• WRITTEN TASK: Extract and list every line that contains the word "JSON".

_ _ _

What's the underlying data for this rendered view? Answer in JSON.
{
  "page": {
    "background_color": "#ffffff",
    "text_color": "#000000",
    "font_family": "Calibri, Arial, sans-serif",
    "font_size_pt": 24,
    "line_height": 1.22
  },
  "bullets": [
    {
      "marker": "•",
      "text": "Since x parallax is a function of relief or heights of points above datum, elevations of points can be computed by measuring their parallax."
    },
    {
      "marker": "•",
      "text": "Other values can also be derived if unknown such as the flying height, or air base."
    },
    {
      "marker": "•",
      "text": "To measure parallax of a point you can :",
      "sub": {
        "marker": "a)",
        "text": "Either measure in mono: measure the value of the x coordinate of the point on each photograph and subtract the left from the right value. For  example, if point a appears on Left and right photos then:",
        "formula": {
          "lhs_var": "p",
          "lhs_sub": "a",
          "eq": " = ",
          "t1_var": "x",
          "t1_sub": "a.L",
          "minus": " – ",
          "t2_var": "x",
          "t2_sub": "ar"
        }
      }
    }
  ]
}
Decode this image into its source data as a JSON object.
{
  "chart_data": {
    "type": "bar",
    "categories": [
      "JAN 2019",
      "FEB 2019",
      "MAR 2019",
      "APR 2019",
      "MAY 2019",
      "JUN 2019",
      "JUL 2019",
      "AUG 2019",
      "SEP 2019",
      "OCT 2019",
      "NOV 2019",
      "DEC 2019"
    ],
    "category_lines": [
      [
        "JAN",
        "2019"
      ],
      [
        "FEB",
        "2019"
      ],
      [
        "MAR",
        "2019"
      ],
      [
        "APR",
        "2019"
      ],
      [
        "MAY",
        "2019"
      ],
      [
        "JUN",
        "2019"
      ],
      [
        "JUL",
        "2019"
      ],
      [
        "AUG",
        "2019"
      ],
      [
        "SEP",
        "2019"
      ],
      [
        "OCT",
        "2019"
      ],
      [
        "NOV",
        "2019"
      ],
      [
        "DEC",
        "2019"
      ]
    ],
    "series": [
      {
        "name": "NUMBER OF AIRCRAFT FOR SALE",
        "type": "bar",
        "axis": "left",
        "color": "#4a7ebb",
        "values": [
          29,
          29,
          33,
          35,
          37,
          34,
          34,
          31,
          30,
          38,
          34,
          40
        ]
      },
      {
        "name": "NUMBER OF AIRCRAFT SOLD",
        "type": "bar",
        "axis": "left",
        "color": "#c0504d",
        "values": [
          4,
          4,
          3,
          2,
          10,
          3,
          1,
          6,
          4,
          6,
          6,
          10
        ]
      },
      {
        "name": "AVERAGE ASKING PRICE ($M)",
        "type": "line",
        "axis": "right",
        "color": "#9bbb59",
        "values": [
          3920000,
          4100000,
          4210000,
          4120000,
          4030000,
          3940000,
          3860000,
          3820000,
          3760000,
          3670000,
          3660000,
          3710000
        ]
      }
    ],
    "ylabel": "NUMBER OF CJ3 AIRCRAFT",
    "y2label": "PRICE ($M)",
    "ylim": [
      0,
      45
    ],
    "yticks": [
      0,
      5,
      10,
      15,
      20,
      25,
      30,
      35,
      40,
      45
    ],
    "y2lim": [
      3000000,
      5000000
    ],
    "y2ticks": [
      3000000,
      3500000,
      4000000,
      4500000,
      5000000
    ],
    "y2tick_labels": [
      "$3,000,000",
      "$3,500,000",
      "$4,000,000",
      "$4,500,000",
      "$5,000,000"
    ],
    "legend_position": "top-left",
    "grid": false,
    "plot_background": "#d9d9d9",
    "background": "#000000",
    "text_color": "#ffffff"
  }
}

_ _ _

• OUTPUT BELOW:
What's the underlying data for this rendered view? Answer in JSON.
Decode this image into its source data as a JSON object.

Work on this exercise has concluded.